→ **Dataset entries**

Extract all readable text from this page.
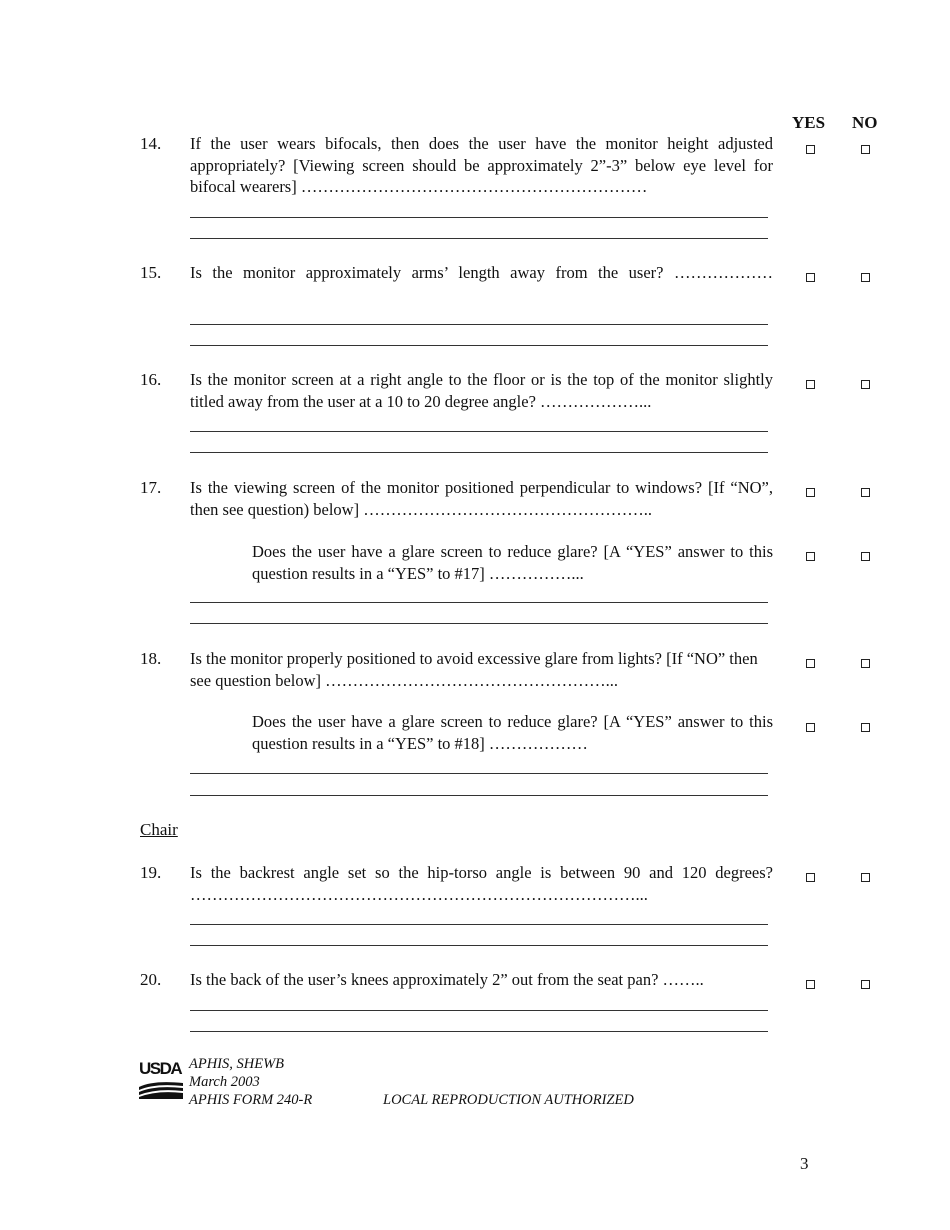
YES NO
14. If the user wears bifocals, then does the user have the monitor height adjusted appropriately? [Viewing screen should be approximately 2”-3” below eye level for bifocal wearers] ………………………………………………………
15. Is the monitor approximately arms’ length away from the user? ………………
16. Is the monitor screen at a right angle to the floor or is the top of the monitor slightly titled away from the user at a 10 to 20 degree angle? ………………...
17. Is the viewing screen of the monitor positioned perpendicular to windows? [If “NO”, then see question) below] ……………………………………………..
Does the user have a glare screen to reduce glare? [A “YES” answer to this question results in a “YES” to #17] ……………...
18. Is the monitor properly positioned to avoid excessive glare from lights? [If “NO” then see question below] ……………………………………………...
Does the user have a glare screen to reduce glare? [A “YES” answer to this question results in a “YES” to #18] ………………
Chair
19. Is the backrest angle set so the hip-torso angle is between 90 and 120 degrees? ………………………………………………………………………...
20. Is the back of the user’s knees approximately 2” out from the seat pan? ……..
USDA APHIS, SHEWB
March 2003
APHIS FORM 240-R	LOCAL REPRODUCTION AUTHORIZED
3
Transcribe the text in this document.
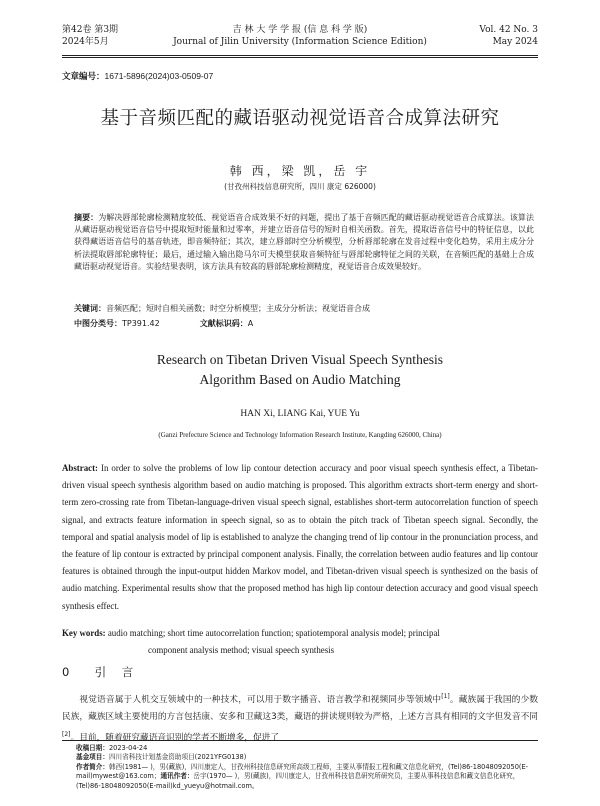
第42卷 第3期
2024年5月
吉 林 大 学 学 报 (信 息 科 学 版)
Journal of Jilin University (Information Science Edition)
Vol. 42 No. 3
May 2024
文章编号：1671-5896(2024)03-0509-07
基于音频匹配的藏语驱动视觉语音合成算法研究
韩 西，梁 凯，岳 宇
(甘孜州科技信息研究所，四川 康定 626000)
摘要：为解决唇部轮廓检测精度较低、视觉语音合成效果不好的问题，提出了基于音频匹配的藏语驱动视觉语音合成算法。该算法从藏语驱动视觉语音信号中提取短时能量和过零率，并建立语音信号的短时自相关函数。首先，提取语音信号中的特征信息，以此获得藏语语音信号的基音轨迹，即音频特征；其次，建立唇部时空分析模型，分析唇部轮廓在发音过程中变化趋势，采用主成分分析法提取唇部轮廓特征；最后，通过输入输出隐马尔可夫模型获取音频特征与唇部轮廓特征之间的关联，在音频匹配的基础上合成藏语驱动视觉语音。实验结果表明，该方法具有较高的唇部轮廓检测精度，视觉语音合成效果较好。
关键词：音频匹配；短时自相关函数；时空分析模型；主成分分析法；视觉语音合成
中图分类号：TP391.42	文献标识码：A
Research on Tibetan Driven Visual Speech Synthesis
Algorithm Based on Audio Matching
HAN Xi, LIANG Kai, YUE Yu
(Ganzi Prefecture Science and Technology Information Research Institute, Kangding 626000, China)
Abstract: In order to solve the problems of low lip contour detection accuracy and poor visual speech synthesis effect, a Tibetan-driven visual speech synthesis algorithm based on audio matching is proposed. This algorithm extracts short-term energy and short-term zero-crossing rate from Tibetan-language-driven visual speech signal, establishes short-term autocorrelation function of speech signal, and extracts feature information in speech signal, so as to obtain the pitch track of Tibetan speech signal. Secondly, the temporal and spatial analysis model of lip is established to analyze the changing trend of lip contour in the pronunciation process, and the feature of lip contour is extracted by principal component analysis. Finally, the correlation between audio features and lip contour features is obtained through the input-output hidden Markov model, and Tibetan-driven visual speech is synthesized on the basis of audio matching. Experimental results show that the proposed method has high lip contour detection accuracy and good visual speech synthesis effect.
Key words: audio matching; short time autocorrelation function; spatiotemporal analysis model; principal
component analysis method; visual speech synthesis
0 引 言
视觉语音属于人机交互领域中的一种技术，可以用于数字播音、语言教学和视频同步等领域中[1]。藏族属于我国的少数民族，藏族区域主要使用的方言包括康、安多和卫藏这3类，藏语的拼读规则较为严格，上述方言具有相同的文字但发音不同[2]。目前，随着研究藏语音识别的学者不断增多，促进了
收稿日期：2023-04-24
基金项目：四川省科技计划基金资助项目(2021YFG0138)
作者简介：韩西(1981— )，男(藏族)，四川康定人，甘孜州科技信息研究所高级工程师，主要从事情报工程和藏文信息化研究，(Tel)86-18048092050(E-mail)mywest@163.com；通讯作者：岳宇(1970— )，男(藏族)，四川康定人，甘孜州科技信息研究所研究员，主要从事科技信息和藏文信息化研究，(Tel)86-18048092050(E-mail)kd_yueyu@hotmail.com。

→ **TASK DIRECTIONS**
How many lines in the listing above contain "APHIS"? Answer with the number alone.

→ **RESPONSE TO THIS TASK**
2